(Stored entries)
## begin

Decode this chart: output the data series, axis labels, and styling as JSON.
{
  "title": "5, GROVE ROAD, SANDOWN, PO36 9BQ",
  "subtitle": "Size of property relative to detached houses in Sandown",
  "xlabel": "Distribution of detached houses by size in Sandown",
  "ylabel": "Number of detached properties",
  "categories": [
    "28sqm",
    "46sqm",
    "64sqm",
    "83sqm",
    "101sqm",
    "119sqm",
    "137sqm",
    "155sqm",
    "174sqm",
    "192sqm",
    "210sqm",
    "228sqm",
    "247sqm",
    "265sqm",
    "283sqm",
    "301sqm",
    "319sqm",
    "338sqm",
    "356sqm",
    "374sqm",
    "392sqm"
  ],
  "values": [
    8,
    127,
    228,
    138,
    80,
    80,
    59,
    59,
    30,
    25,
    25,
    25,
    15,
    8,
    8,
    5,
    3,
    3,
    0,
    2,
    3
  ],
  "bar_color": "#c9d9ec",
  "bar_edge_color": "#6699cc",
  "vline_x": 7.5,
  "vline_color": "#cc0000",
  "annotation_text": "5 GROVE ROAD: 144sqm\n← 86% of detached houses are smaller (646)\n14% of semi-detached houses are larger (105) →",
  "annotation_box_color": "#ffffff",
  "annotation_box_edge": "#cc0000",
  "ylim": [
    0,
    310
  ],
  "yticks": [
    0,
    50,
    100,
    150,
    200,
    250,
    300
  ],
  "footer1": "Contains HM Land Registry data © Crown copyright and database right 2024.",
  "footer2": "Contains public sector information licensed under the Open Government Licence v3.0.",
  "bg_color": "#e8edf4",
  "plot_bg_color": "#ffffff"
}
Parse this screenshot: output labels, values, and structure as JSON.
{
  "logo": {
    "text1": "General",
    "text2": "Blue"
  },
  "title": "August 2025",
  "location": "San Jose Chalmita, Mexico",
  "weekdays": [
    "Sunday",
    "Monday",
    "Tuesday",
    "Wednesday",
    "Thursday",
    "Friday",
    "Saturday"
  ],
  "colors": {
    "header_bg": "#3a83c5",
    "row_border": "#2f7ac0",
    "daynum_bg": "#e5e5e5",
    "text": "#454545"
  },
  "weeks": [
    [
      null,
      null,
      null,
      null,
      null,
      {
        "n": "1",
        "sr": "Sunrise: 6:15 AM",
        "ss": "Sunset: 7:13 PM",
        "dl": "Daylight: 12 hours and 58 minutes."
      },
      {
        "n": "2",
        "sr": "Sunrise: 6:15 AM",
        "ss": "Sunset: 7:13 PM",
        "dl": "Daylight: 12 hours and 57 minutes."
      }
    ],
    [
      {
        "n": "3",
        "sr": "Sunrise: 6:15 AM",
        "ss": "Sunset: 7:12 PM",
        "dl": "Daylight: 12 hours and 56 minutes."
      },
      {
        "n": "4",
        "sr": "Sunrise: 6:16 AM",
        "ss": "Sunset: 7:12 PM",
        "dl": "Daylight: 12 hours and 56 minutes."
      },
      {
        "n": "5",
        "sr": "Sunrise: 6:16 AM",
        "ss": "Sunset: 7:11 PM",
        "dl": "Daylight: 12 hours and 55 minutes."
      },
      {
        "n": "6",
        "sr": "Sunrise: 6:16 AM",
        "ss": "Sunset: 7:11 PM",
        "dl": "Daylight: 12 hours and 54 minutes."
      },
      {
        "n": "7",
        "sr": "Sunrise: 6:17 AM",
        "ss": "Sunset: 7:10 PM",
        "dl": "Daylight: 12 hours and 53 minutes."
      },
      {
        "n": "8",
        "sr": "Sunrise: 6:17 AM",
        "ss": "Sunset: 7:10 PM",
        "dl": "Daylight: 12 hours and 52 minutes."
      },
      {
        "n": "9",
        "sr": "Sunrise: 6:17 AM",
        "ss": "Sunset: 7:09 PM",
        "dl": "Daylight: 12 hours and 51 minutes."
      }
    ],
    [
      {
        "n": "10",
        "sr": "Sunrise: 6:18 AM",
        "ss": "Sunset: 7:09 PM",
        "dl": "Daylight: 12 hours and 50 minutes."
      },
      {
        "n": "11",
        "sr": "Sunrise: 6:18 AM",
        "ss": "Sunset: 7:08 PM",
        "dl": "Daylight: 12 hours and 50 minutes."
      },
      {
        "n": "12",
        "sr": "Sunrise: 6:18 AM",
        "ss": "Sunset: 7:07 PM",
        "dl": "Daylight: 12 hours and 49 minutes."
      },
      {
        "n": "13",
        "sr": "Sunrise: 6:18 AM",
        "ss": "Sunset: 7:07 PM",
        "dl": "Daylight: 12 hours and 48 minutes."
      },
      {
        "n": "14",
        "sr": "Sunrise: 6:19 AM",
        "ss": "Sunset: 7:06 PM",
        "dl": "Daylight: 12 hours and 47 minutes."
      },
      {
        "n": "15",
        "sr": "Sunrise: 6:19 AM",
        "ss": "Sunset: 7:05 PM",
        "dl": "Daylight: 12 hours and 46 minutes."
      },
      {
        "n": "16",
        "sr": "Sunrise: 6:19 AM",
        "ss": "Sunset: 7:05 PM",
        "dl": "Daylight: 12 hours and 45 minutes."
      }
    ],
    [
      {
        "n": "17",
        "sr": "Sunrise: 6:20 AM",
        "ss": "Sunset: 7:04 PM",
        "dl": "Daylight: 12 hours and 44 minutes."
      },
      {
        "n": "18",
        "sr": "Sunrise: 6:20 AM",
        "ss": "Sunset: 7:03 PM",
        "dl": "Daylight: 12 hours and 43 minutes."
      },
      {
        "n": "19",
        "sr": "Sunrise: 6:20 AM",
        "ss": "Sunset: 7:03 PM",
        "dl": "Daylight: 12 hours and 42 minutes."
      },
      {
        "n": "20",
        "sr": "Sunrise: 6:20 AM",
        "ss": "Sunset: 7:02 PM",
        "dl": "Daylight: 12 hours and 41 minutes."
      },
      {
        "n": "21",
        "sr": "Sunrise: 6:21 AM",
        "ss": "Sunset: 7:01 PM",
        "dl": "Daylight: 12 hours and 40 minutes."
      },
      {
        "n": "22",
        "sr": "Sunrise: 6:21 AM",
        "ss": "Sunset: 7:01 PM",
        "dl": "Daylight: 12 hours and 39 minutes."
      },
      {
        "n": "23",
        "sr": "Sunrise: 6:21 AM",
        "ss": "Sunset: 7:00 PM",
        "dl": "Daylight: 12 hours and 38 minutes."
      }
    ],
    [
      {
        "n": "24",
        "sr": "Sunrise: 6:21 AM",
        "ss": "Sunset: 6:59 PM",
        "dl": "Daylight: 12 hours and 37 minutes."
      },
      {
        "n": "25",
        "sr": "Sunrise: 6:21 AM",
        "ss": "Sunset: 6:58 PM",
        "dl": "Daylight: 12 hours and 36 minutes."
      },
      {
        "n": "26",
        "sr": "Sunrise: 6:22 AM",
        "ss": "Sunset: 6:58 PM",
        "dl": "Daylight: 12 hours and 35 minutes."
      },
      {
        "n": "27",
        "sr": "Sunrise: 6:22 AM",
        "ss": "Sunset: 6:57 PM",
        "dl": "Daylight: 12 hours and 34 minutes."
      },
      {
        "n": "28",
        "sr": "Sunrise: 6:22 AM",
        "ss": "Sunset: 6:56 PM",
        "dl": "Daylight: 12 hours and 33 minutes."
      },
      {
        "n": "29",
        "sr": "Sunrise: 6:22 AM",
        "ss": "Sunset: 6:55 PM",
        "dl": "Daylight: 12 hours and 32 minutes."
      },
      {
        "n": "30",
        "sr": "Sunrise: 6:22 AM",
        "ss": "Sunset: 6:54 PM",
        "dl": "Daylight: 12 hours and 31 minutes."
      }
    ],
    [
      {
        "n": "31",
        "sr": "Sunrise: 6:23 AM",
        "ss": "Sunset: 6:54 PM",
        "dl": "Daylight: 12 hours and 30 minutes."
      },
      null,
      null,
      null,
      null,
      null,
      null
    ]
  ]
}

## end

■ Request ■
Determine the number of lines in the entries above where the string "data" appears. Answer with the number alone.

■ Result of this exercise ■
2